Aim »
Copy out each line of the data that holds the word "小熊吹泡泡".

Working data »
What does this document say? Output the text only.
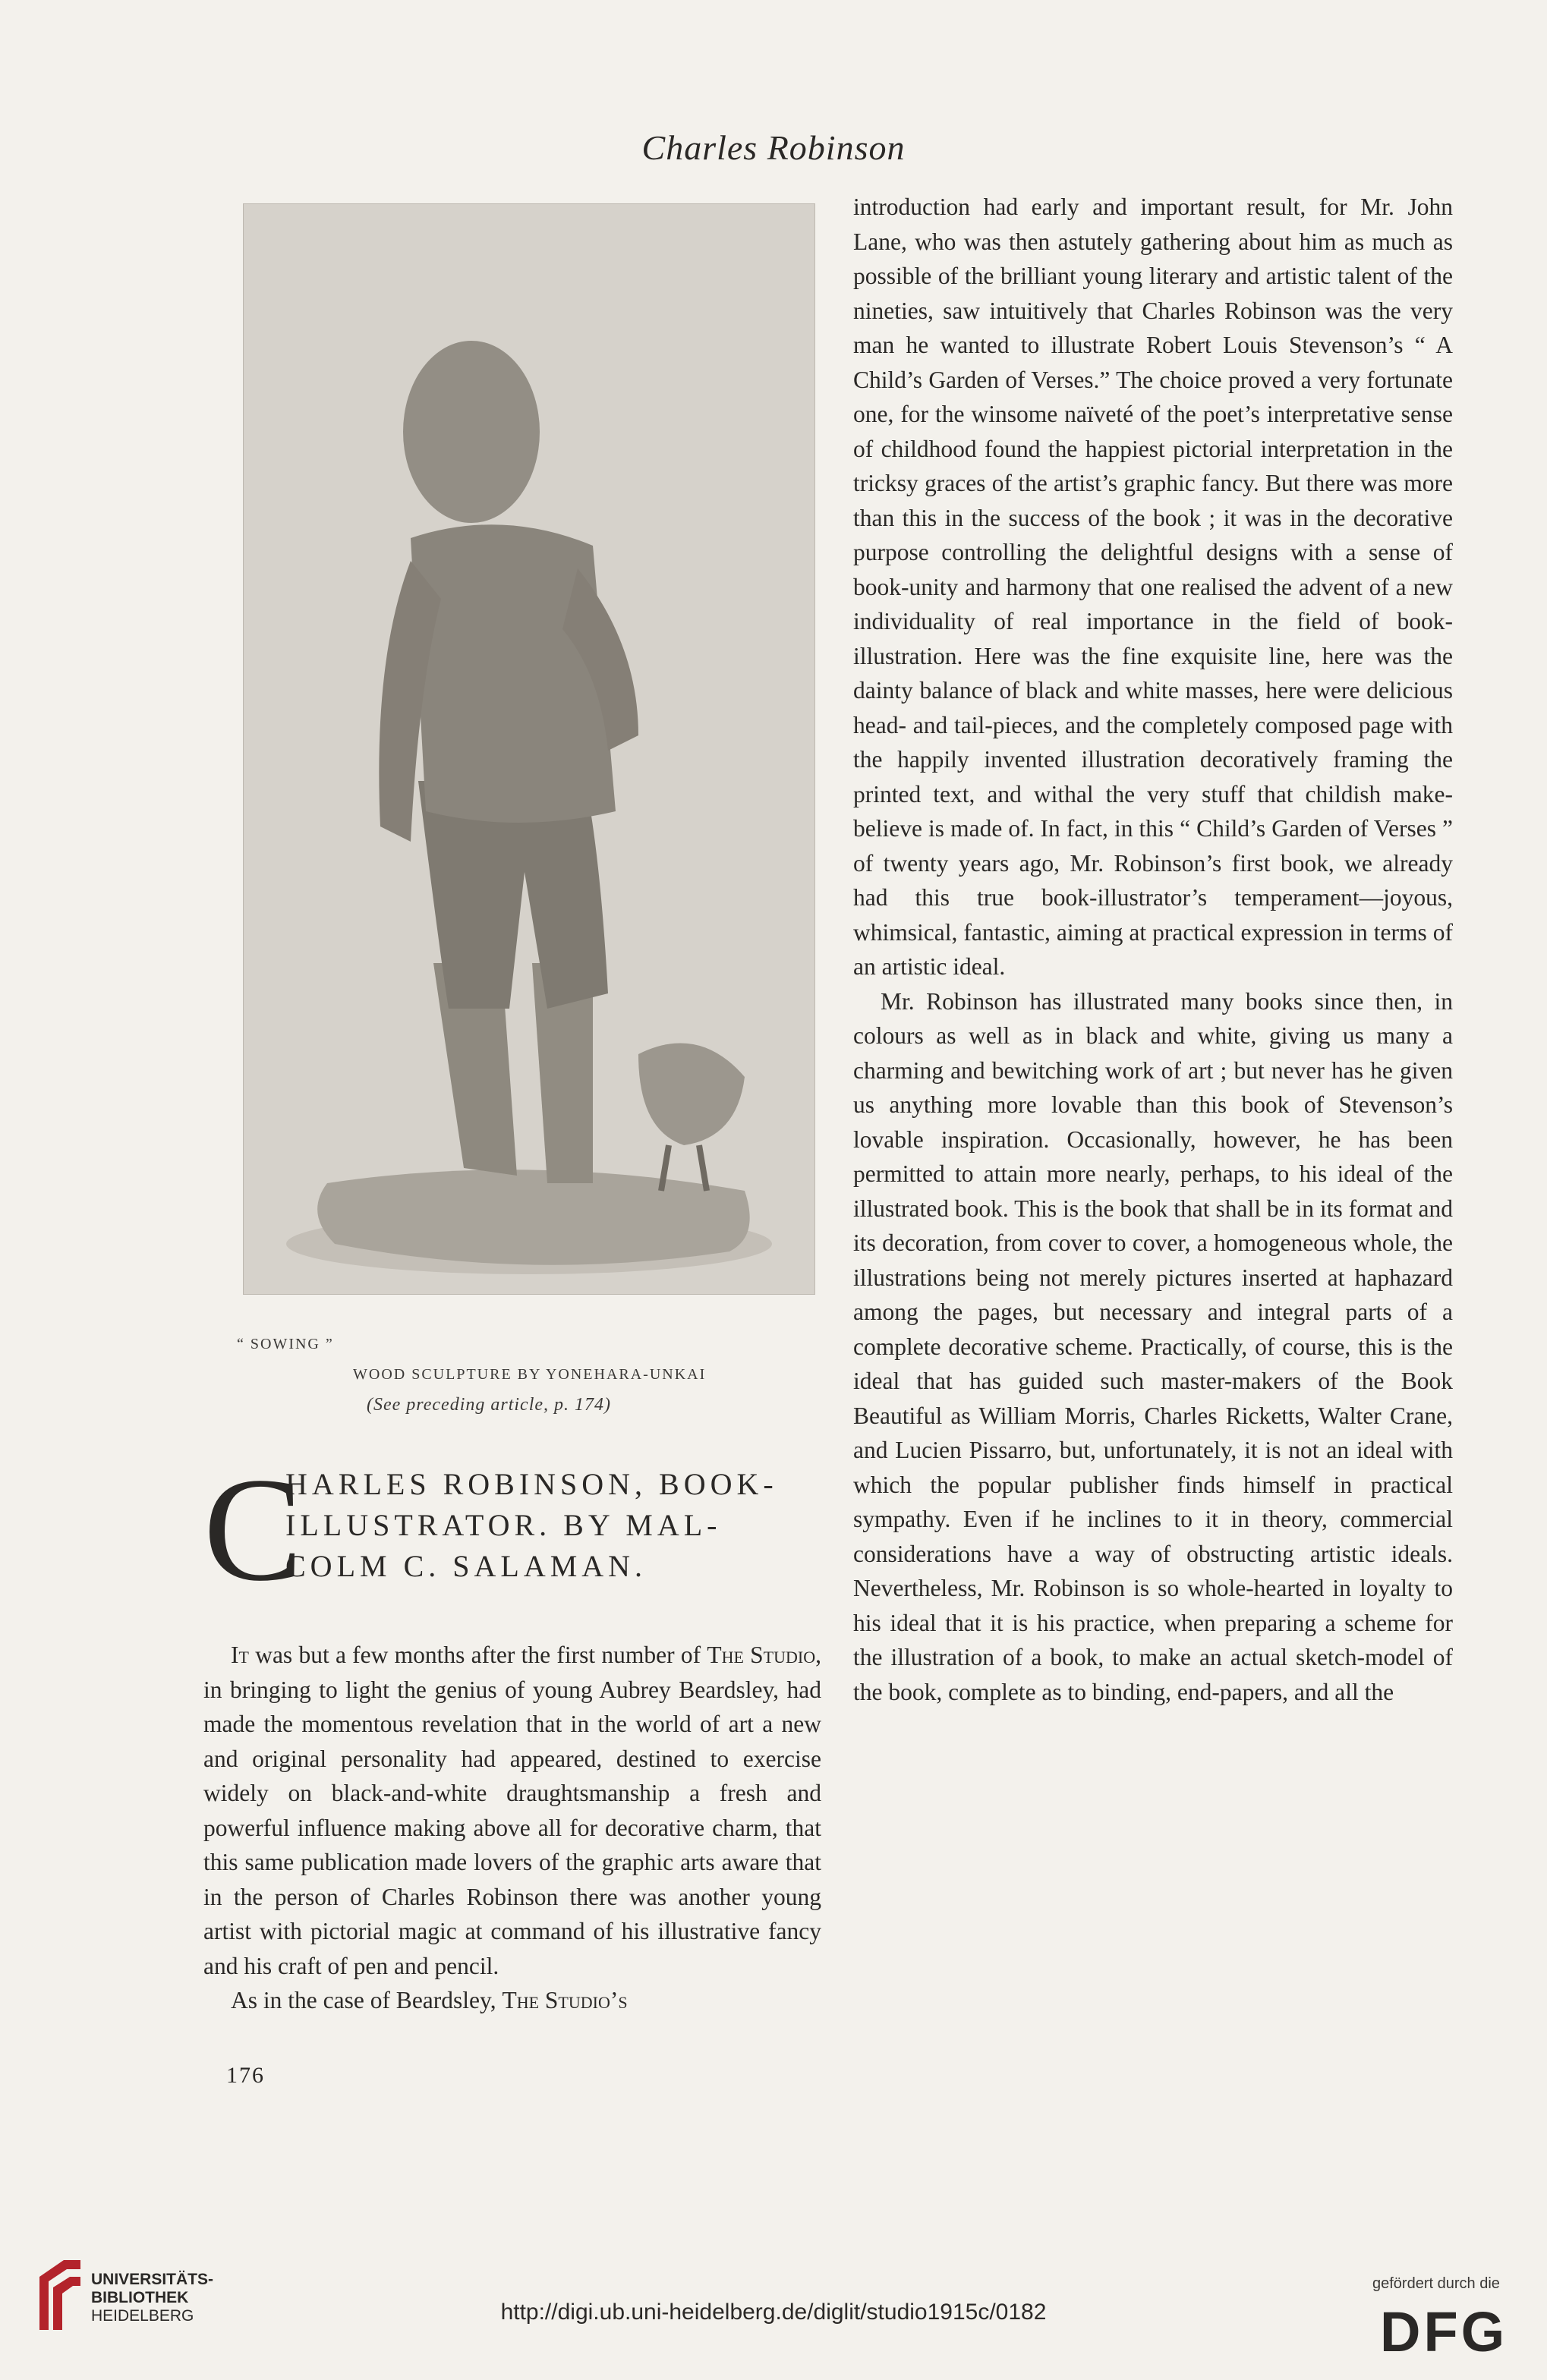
Charles Robinson
“ SOWING ”
WOOD SCULPTURE BY YONEHARA-UNKAI
(See preceding article, p. 174)
C
HARLES ROBINSON, BOOK-
ILLUSTRATOR. BY MAL-
COLM C. SALAMAN.

It was but a few months after the first number of The Studio, in bringing to light the genius of young Aubrey Beardsley, had made the momentous revelation that in the world of art a new and original personality had appeared, destined to exercise widely on black-and-white draughtsmanship a fresh and powerful influence making above all for decorative charm, that this same publication made lovers of the graphic arts aware that in the person of Charles Robinson there was another young artist with pictorial magic at command of his illustrative fancy and his craft of pen and pencil.

As in the case of Beardsley, The Studio’s

176

introduction had early and important result, for Mr. John Lane, who was then astutely gathering about him as much as possible of the brilliant young literary and artistic talent of the nineties, saw intuitively that Charles Robinson was the very man he wanted to illustrate Robert Louis Stevenson’s “ A Child’s Garden of Verses.” The choice proved a very fortunate one, for the winsome naïveté of the poet’s interpretative sense of childhood found the happiest pictorial interpretation in the tricksy graces of the artist’s graphic fancy. But there was more than this in the success of the book ; it was in the decorative purpose controlling the delightful designs with a sense of book-unity and harmony that one realised the advent of a new individuality of real importance in the field of book-illustration. Here was the fine exquisite line, here was the dainty balance of black and white masses, here were delicious head- and tail-pieces, and the completely composed page with the happily invented illustration decoratively framing the printed text, and withal the very stuff that childish make-believe is made of. In fact, in this “ Child’s Garden of Verses ” of twenty years ago, Mr. Robinson’s first book, we already had this true book-illustrator’s temperament—joyous, whimsical, fantastic, aiming at practical expression in terms of an artistic ideal.

Mr. Robinson has illustrated many books since then, in colours as well as in black and white, giving us many a charming and bewitching work of art ; but never has he given us anything more lovable than this book of Stevenson’s lovable inspiration. Occasionally, however, he has been permitted to attain more nearly, perhaps, to his ideal of the illustrated book. This is the book that shall be in its format and its decoration, from cover to cover, a homogeneous whole, the illustrations being not merely pictures inserted at haphazard among the pages, but necessary and integral parts of a complete decorative scheme. Practically, of course, this is the ideal that has guided such master-makers of the Book Beautiful as William Morris, Charles Ricketts, Walter Crane, and Lucien Pissarro, but, unfortunately, it is not an ideal with which the popular publisher finds himself in practical sympathy. Even if he inclines to it in theory, commercial considerations have a way of obstructing artistic ideals. Nevertheless, Mr. Robinson is so whole-hearted in loyalty to his ideal that it is his practice, when preparing a scheme for the illustration of a book, to make an actual sketch-model of the book, complete as to binding, end-papers, and all the

UNIVERSITÄTS-
BIBLIOTHEK
HEIDELBERG	http://digi.ub.uni-heidelberg.de/diglit/studio1915c/0182
gefördert durch die
DFG
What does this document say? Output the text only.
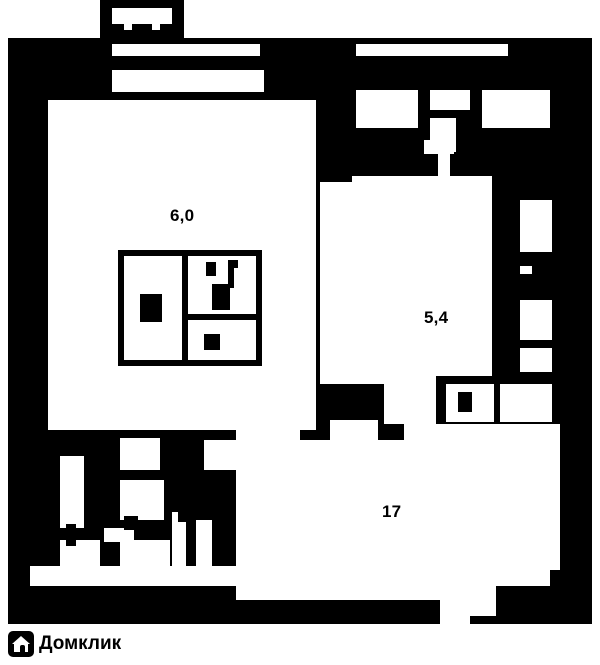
6,0
5,4
17
Домклик
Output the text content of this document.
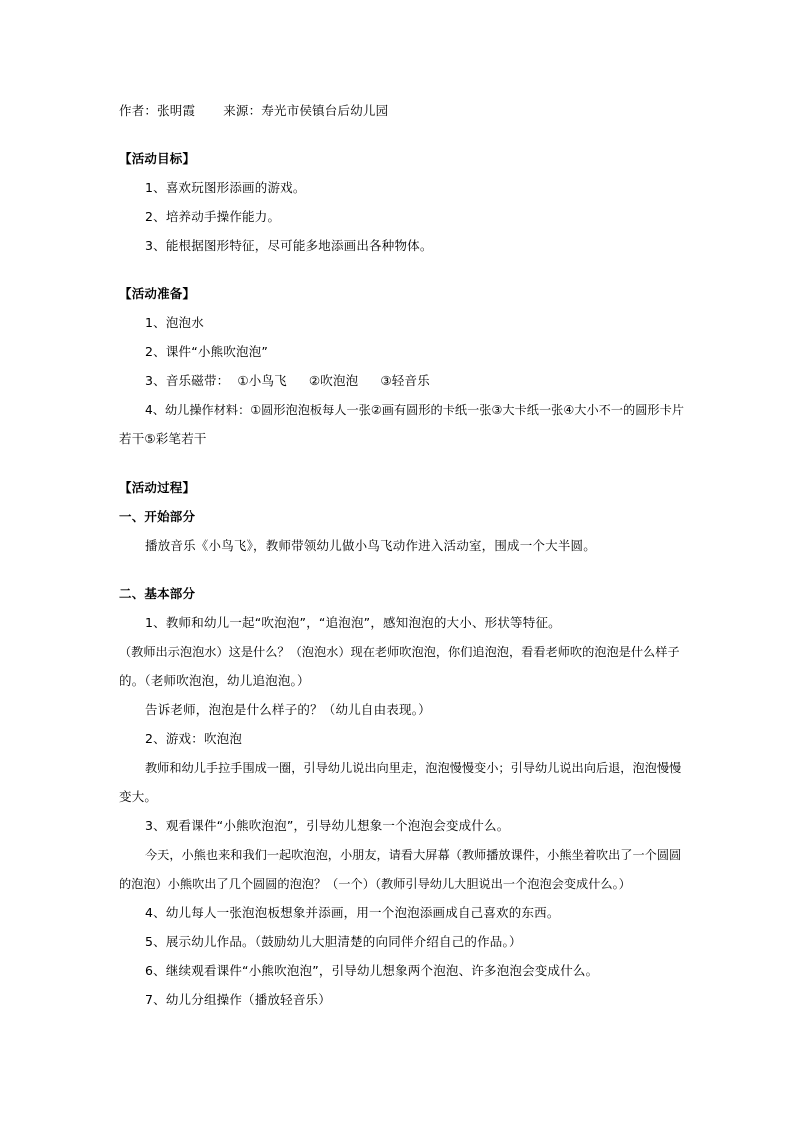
作者：张明霞 来源：寿光市侯镇台后幼儿园
【活动目标】
1、喜欢玩图形添画的游戏。
2、培养动手操作能力。
3、能根据图形特征，尽可能多地添画出各种物体。
【活动准备】
1、泡泡水
2、课件“小熊吹泡泡”
3、音乐磁带： ①小鸟飞 ②吹泡泡 ③轻音乐
4、幼儿操作材料：①圆形泡泡板每人一张②画有圆形的卡纸一张③大卡纸一张④大小不一的圆形卡片
若干⑤彩笔若干
【活动过程】
一、开始部分
播放音乐《小鸟飞》，教师带领幼儿做小鸟飞动作进入活动室，围成一个大半圆。
二、基本部分
1、教师和幼儿一起“吹泡泡”，“追泡泡”，感知泡泡的大小、形状等特征。
（教师出示泡泡水）这是什么？（泡泡水）现在老师吹泡泡，你们追泡泡，看看老师吹的泡泡是什么样子
的。（老师吹泡泡，幼儿追泡泡。）
告诉老师，泡泡是什么样子的？（幼儿自由表现。）
2、游戏：吹泡泡
教师和幼儿手拉手围成一圈，引导幼儿说出向里走，泡泡慢慢变小；引导幼儿说出向后退，泡泡慢慢
变大。
3、观看课件“小熊吹泡泡”，引导幼儿想象一个泡泡会变成什么。
今天，小熊也来和我们一起吹泡泡，小朋友，请看大屏幕（教师播放课件，小熊坐着吹出了一个圆圆
的泡泡）小熊吹出了几个圆圆的泡泡？（一个）（教师引导幼儿大胆说出一个泡泡会变成什么。）
4、幼儿每人一张泡泡板想象并添画，用一个泡泡添画成自己喜欢的东西。
5、展示幼儿作品。（鼓励幼儿大胆清楚的向同伴介绍自己的作品。）
6、继续观看课件“小熊吹泡泡”，引导幼儿想象两个泡泡、许多泡泡会变成什么。
7、幼儿分组操作（播放轻音乐）
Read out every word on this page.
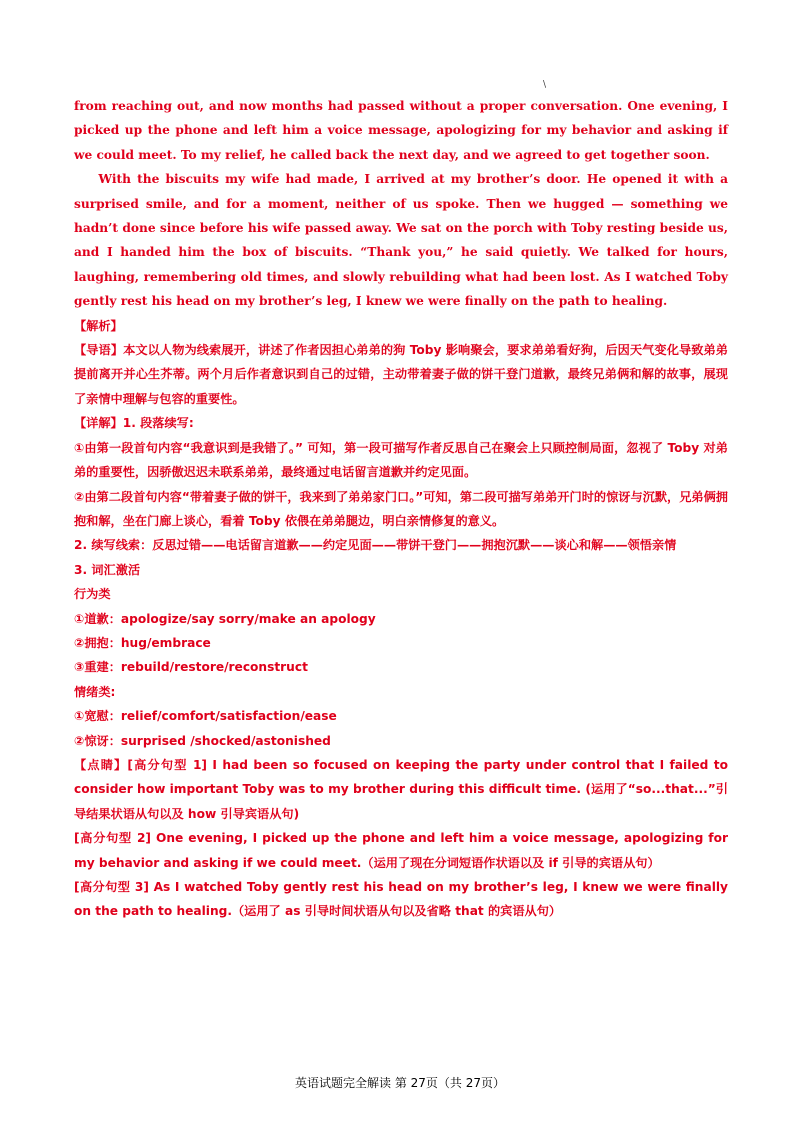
\

from reaching out, and now months had passed without a proper conversation. One evening, I picked up the phone and left him a voice message, apologizing for my behavior and asking if we could meet. To my relief, he called back the next day, and we agreed to get together soon.

With the biscuits my wife had made, I arrived at my brother’s door. He opened it with a surprised smile, and for a moment, neither of us spoke. Then we hugged — something we hadn’t done since before his wife passed away. We sat on the porch with Toby resting beside us, and I handed him the box of biscuits. “Thank you,” he said quietly. We talked for hours, laughing, remembering old times, and slowly rebuilding what had been lost. As I watched Toby gently rest his head on my brother’s leg, I knew we were finally on the path to healing.

【解析】

【导语】本文以人物为线索展开，讲述了作者因担心弟弟的狗 Toby 影响聚会，要求弟弟看好狗，后因天气变化导致弟弟提前离开并心生芥蒂。两个月后作者意识到自己的过错，主动带着妻子做的饼干登门道歉，最终兄弟俩和解的故事，展现了亲情中理解与包容的重要性。

【详解】1. 段落续写:

①由第一段首句内容“我意识到是我错了。” 可知，第一段可描写作者反思自己在聚会上只顾控制局面，忽视了 Toby 对弟弟的重要性，因骄傲迟迟未联系弟弟，最终通过电话留言道歉并约定见面。

②由第二段首句内容“带着妻子做的饼干，我来到了弟弟家门口。”可知，第二段可描写弟弟开门时的惊讶与沉默，兄弟俩拥抱和解，坐在门廊上谈心，看着 Toby 依偎在弟弟腿边，明白亲情修复的意义。

2. 续写线索：反思过错——电话留言道歉——约定见面——带饼干登门——拥抱沉默——谈心和解——领悟亲情

3. 词汇激活

行为类

①道歉：apologize/say sorry/make an apology

②拥抱：hug/embrace

③重建：rebuild/restore/reconstruct

情绪类:

①宽慰：relief/comfort/satisfaction/ease

②惊讶：surprised /shocked/astonished

【点睛】[高分句型 1] I had been so focused on keeping the party under control that I failed to consider how important Toby was to my brother during this difficult time. (运用了“so...that...”引导结果状语从句以及 how 引导宾语从句)

[高分句型 2] One evening, I picked up the phone and left him a voice message, apologizing for my behavior and asking if we could meet.（运用了现在分词短语作状语以及 if 引导的宾语从句）

[高分句型 3] As I watched Toby gently rest his head on my brother’s leg, I knew we were finally on the path to healing.（运用了 as 引导时间状语从句以及省略 that 的宾语从句）

英语试题完全解读 第 27页（共 27页）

Response to the exercise »
2、课件“小熊吹泡泡”
3、观看课件“小熊吹泡泡”，引导幼儿想象一个泡泡会变成什么。
6、继续观看课件“小熊吹泡泡”，引导幼儿想象两个泡泡、许多泡泡会变成什么。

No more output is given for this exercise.